Only a number is wanted. Count the lines holding the string "JSON".

** BEGIN Data entries **

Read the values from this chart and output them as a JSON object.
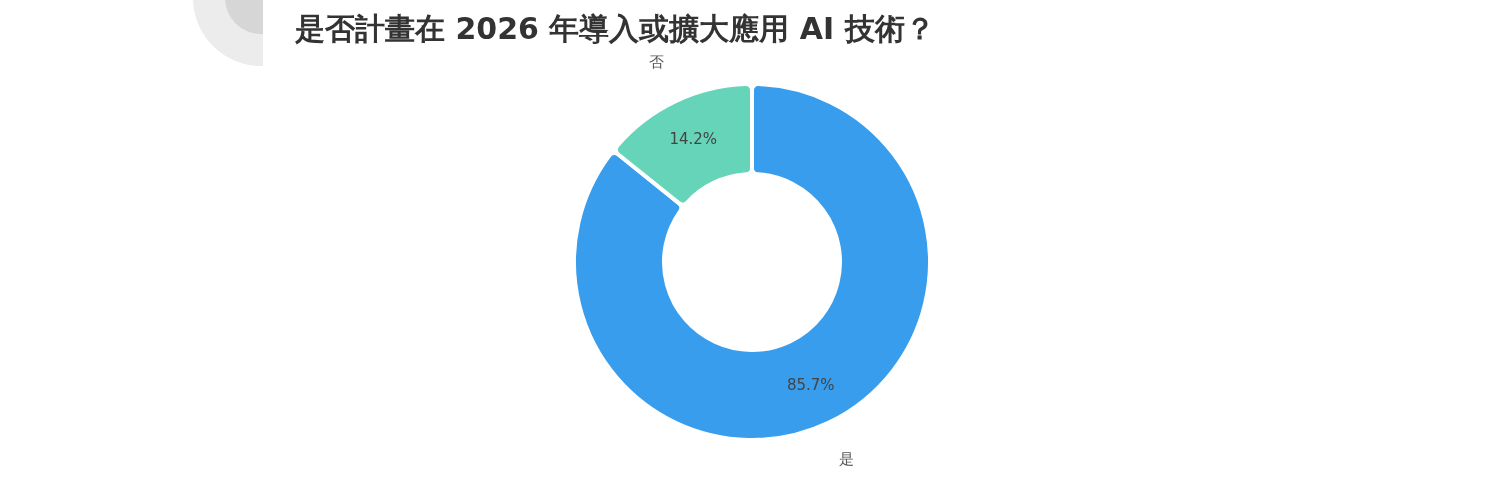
{
  "chart_data": {
    "type": "donut",
    "title": "是否計畫在 2026 年導入或擴大應用 AI 技術？",
    "categories": [
      "是",
      "否"
    ],
    "values": [
      85.7,
      14.2
    ],
    "colors": [
      "#389ded",
      "#66d4b9"
    ],
    "value_labels": [
      "85.7%",
      "14.2%"
    ]
  }
}
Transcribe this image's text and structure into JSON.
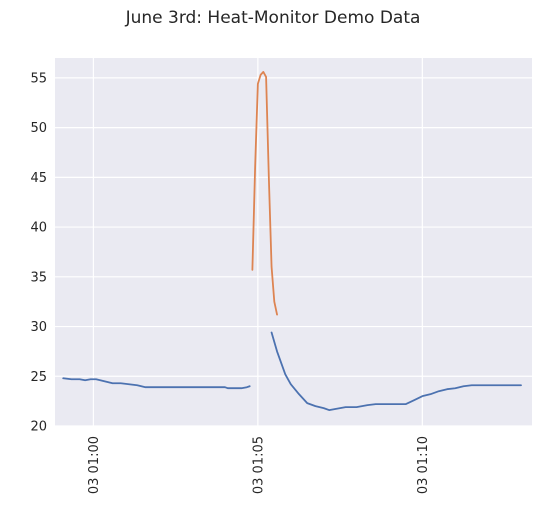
{
  "chart_data": {
    "type": "line",
    "title": "June 3rd: Heat-Monitor Demo Data",
    "xlabel": "",
    "ylabel": "",
    "xlim": [
      "03 00:58:50",
      "03 01:13:20"
    ],
    "ylim": [
      20,
      57
    ],
    "grid": true,
    "legend": "none",
    "x_ticks": [
      {
        "value": "03 01:00:00",
        "label": "03 01:00"
      },
      {
        "value": "03 01:05:00",
        "label": "03 01:05"
      },
      {
        "value": "03 01:10:00",
        "label": "03 01:10"
      }
    ],
    "y_ticks": [
      20,
      25,
      30,
      35,
      40,
      45,
      50,
      55
    ],
    "series": [
      {
        "color": "#4c72b0",
        "points": [
          [
            "03 00:59:05",
            24.8
          ],
          [
            "03 00:59:20",
            24.7
          ],
          [
            "03 00:59:35",
            24.7
          ],
          [
            "03 00:59:45",
            24.6
          ],
          [
            "03 00:59:55",
            24.7
          ],
          [
            "03 01:00:05",
            24.7
          ],
          [
            "03 01:00:20",
            24.5
          ],
          [
            "03 01:00:35",
            24.3
          ],
          [
            "03 01:00:50",
            24.3
          ],
          [
            "03 01:01:05",
            24.2
          ],
          [
            "03 01:01:20",
            24.1
          ],
          [
            "03 01:01:35",
            23.9
          ],
          [
            "03 01:02:00",
            23.9
          ],
          [
            "03 01:03:00",
            23.9
          ],
          [
            "03 01:04:00",
            23.9
          ],
          [
            "03 01:04:05",
            23.8
          ],
          [
            "03 01:04:30",
            23.8
          ],
          [
            "03 01:04:40",
            23.9
          ],
          [
            "03 01:04:45",
            24.0
          ]
        ]
      },
      {
        "color": "#dd8452",
        "points": [
          [
            "03 01:04:50",
            35.7
          ],
          [
            "03 01:04:55",
            46.0
          ],
          [
            "03 01:05:00",
            54.4
          ],
          [
            "03 01:05:05",
            55.3
          ],
          [
            "03 01:05:10",
            55.6
          ],
          [
            "03 01:05:15",
            55.1
          ],
          [
            "03 01:05:20",
            45.0
          ],
          [
            "03 01:05:25",
            36.0
          ],
          [
            "03 01:05:30",
            32.5
          ],
          [
            "03 01:05:35",
            31.2
          ]
        ]
      },
      {
        "color": "#4c72b0",
        "points": [
          [
            "03 01:05:25",
            29.4
          ],
          [
            "03 01:05:35",
            27.5
          ],
          [
            "03 01:05:50",
            25.2
          ],
          [
            "03 01:06:00",
            24.2
          ],
          [
            "03 01:06:15",
            23.2
          ],
          [
            "03 01:06:30",
            22.3
          ],
          [
            "03 01:06:45",
            22.0
          ],
          [
            "03 01:07:00",
            21.8
          ],
          [
            "03 01:07:10",
            21.6
          ],
          [
            "03 01:07:20",
            21.7
          ],
          [
            "03 01:07:30",
            21.8
          ],
          [
            "03 01:07:40",
            21.9
          ],
          [
            "03 01:08:00",
            21.9
          ],
          [
            "03 01:08:10",
            22.0
          ],
          [
            "03 01:08:20",
            22.1
          ],
          [
            "03 01:08:35",
            22.2
          ],
          [
            "03 01:09:00",
            22.2
          ],
          [
            "03 01:09:30",
            22.2
          ],
          [
            "03 01:09:45",
            22.6
          ],
          [
            "03 01:10:00",
            23.0
          ],
          [
            "03 01:10:15",
            23.2
          ],
          [
            "03 01:10:30",
            23.5
          ],
          [
            "03 01:10:45",
            23.7
          ],
          [
            "03 01:11:00",
            23.8
          ],
          [
            "03 01:11:15",
            24.0
          ],
          [
            "03 01:11:30",
            24.1
          ],
          [
            "03 01:12:00",
            24.1
          ],
          [
            "03 01:13:00",
            24.1
          ]
        ]
      }
    ]
  }
}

** END Data entries **

#### Problem solution:
2